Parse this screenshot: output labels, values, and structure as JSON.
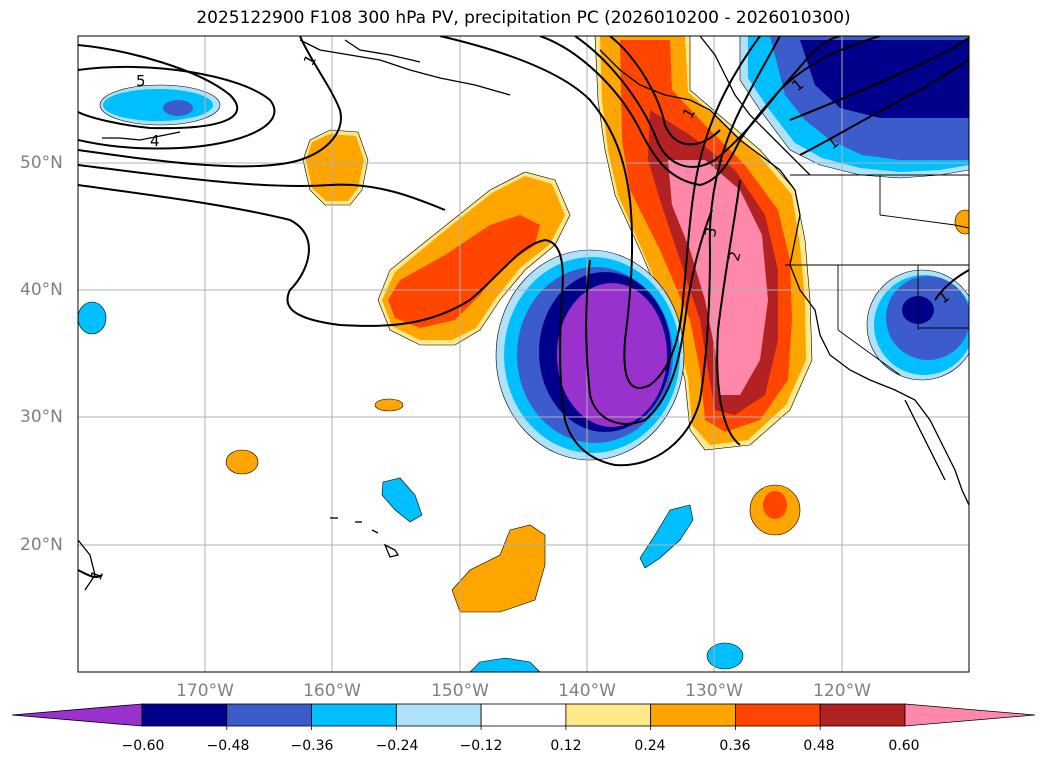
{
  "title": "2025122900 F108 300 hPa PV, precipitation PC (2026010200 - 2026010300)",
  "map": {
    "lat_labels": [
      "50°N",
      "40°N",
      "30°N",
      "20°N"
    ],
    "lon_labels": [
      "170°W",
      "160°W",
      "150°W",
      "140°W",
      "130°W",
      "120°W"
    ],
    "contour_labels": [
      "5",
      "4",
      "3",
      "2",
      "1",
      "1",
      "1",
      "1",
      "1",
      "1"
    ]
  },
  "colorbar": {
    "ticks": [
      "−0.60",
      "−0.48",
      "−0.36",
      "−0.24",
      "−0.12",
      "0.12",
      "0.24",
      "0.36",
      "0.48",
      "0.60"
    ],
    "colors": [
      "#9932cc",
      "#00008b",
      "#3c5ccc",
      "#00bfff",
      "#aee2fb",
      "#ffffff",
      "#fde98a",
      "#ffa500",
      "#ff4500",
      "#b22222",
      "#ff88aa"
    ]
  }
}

========

What is needed:
Every record above should come back exactly, but without its pictures.

Answer in full:
Parse this screenshot: output labels, values, and structure as JSON.
{
  "title": "2025122900 F108 300 hPa PV, precipitation PC (2026010200 - 2026010300)",
  "map": {
    "lat_labels": [
      "50°N",
      "40°N",
      "30°N",
      "20°N"
    ],
    "lon_labels": [
      "170°W",
      "160°W",
      "150°W",
      "140°W",
      "130°W",
      "120°W"
    ],
    "contour_labels": [
      "5",
      "4",
      "3",
      "2",
      "1",
      "1",
      "1",
      "1",
      "1",
      "1"
    ]
  },
  "colorbar": {
    "ticks": [
      "−0.60",
      "−0.48",
      "−0.36",
      "−0.24",
      "−0.12",
      "0.12",
      "0.24",
      "0.36",
      "0.48",
      "0.60"
    ],
    "colors": [
      "#9932cc",
      "#00008b",
      "#3c5ccc",
      "#00bfff",
      "#aee2fb",
      "#ffffff",
      "#fde98a",
      "#ffa500",
      "#ff4500",
      "#b22222",
      "#ff88aa"
    ]
  }
}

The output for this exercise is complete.